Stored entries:
** BEGIN **
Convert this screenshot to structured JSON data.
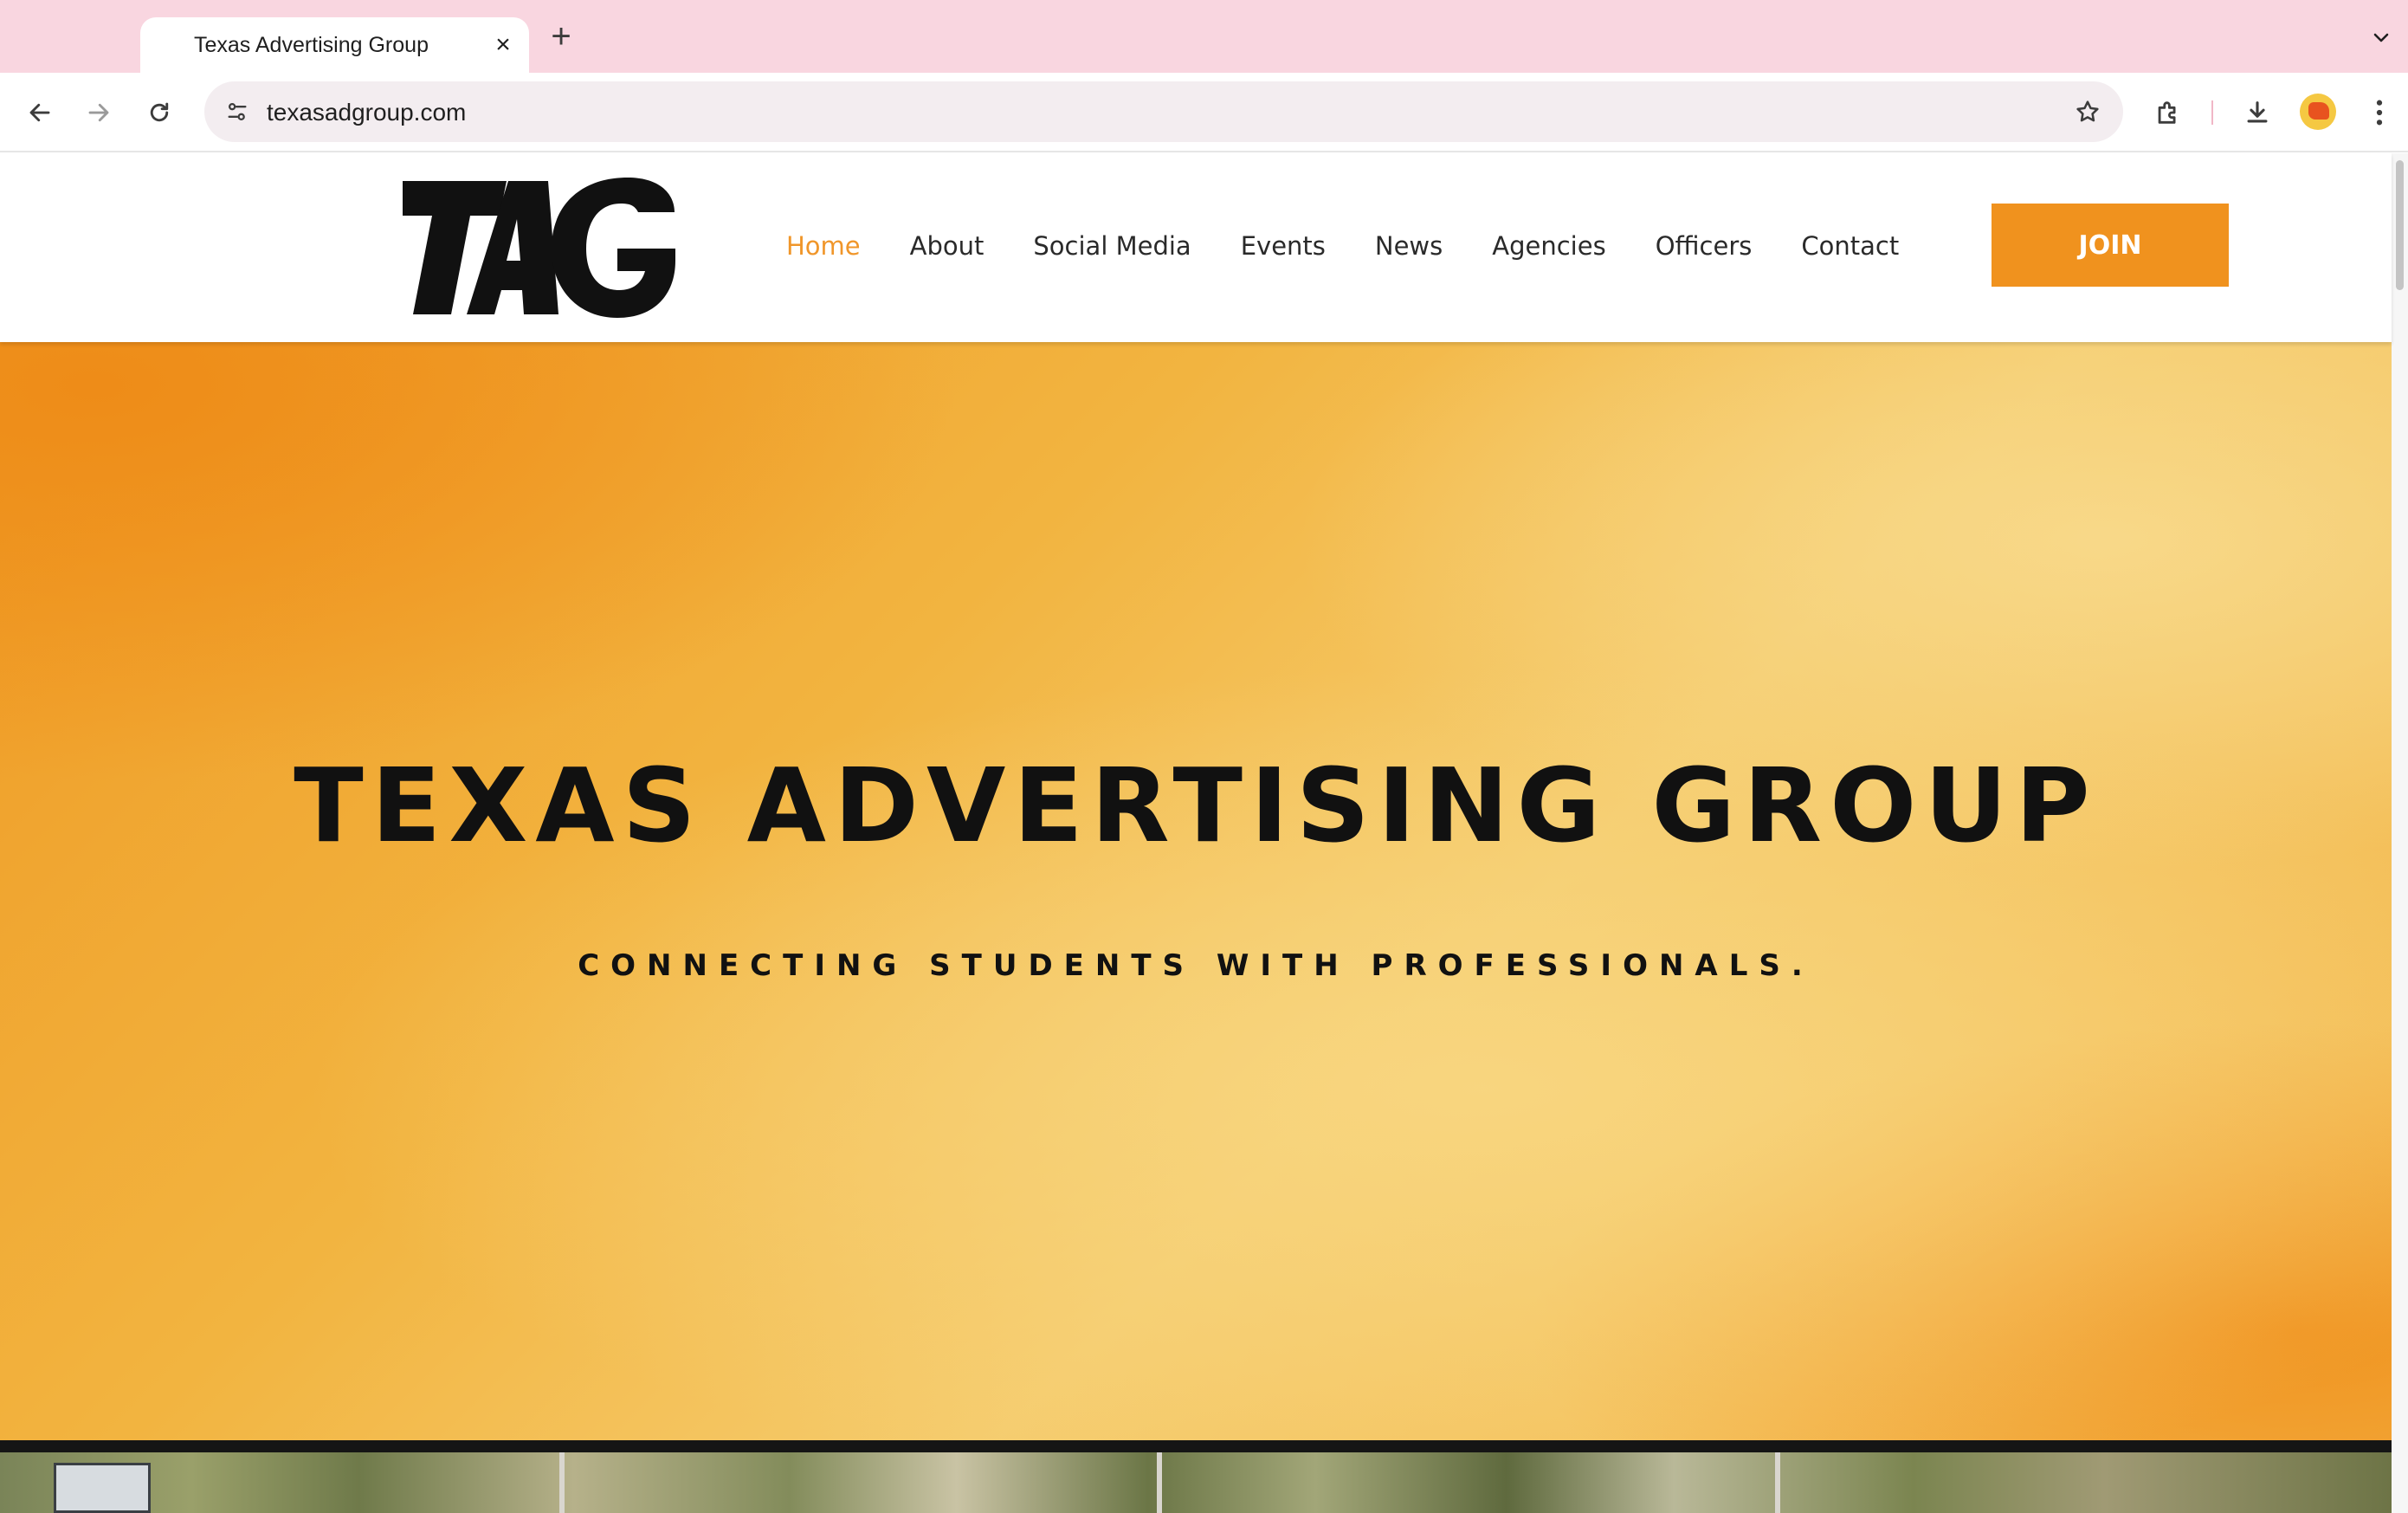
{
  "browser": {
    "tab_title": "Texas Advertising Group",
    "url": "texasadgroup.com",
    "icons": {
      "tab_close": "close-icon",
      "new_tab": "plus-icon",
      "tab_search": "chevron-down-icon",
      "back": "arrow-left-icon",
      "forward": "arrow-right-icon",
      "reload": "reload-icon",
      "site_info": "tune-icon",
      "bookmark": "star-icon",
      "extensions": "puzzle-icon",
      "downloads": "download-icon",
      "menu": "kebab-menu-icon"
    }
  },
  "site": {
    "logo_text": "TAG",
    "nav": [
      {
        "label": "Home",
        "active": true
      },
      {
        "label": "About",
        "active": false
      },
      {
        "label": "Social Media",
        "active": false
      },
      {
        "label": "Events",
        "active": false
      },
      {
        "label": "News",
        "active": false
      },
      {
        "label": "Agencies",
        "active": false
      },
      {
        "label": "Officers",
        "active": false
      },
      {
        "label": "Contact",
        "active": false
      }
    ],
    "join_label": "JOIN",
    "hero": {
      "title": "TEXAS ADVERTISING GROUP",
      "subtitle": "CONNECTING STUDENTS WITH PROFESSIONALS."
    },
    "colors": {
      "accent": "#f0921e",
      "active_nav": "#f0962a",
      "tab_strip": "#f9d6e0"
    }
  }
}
** END **
Written exercise:
Extract every line of the data exactly; pictures stay out.

Finished exercise:
Convert this screenshot to structured JSON data.
{
  "browser": {
    "tab_title": "Texas Advertising Group",
    "url": "texasadgroup.com",
    "icons": {
      "tab_close": "close-icon",
      "new_tab": "plus-icon",
      "tab_search": "chevron-down-icon",
      "back": "arrow-left-icon",
      "forward": "arrow-right-icon",
      "reload": "reload-icon",
      "site_info": "tune-icon",
      "bookmark": "star-icon",
      "extensions": "puzzle-icon",
      "downloads": "download-icon",
      "menu": "kebab-menu-icon"
    }
  },
  "site": {
    "logo_text": "TAG",
    "nav": [
      {
        "label": "Home",
        "active": true
      },
      {
        "label": "About",
        "active": false
      },
      {
        "label": "Social Media",
        "active": false
      },
      {
        "label": "Events",
        "active": false
      },
      {
        "label": "News",
        "active": false
      },
      {
        "label": "Agencies",
        "active": false
      },
      {
        "label": "Officers",
        "active": false
      },
      {
        "label": "Contact",
        "active": false
      }
    ],
    "join_label": "JOIN",
    "hero": {
      "title": "TEXAS ADVERTISING GROUP",
      "subtitle": "CONNECTING STUDENTS WITH PROFESSIONALS."
    },
    "colors": {
      "accent": "#f0921e",
      "active_nav": "#f0962a",
      "tab_strip": "#f9d6e0"
    }
  }
}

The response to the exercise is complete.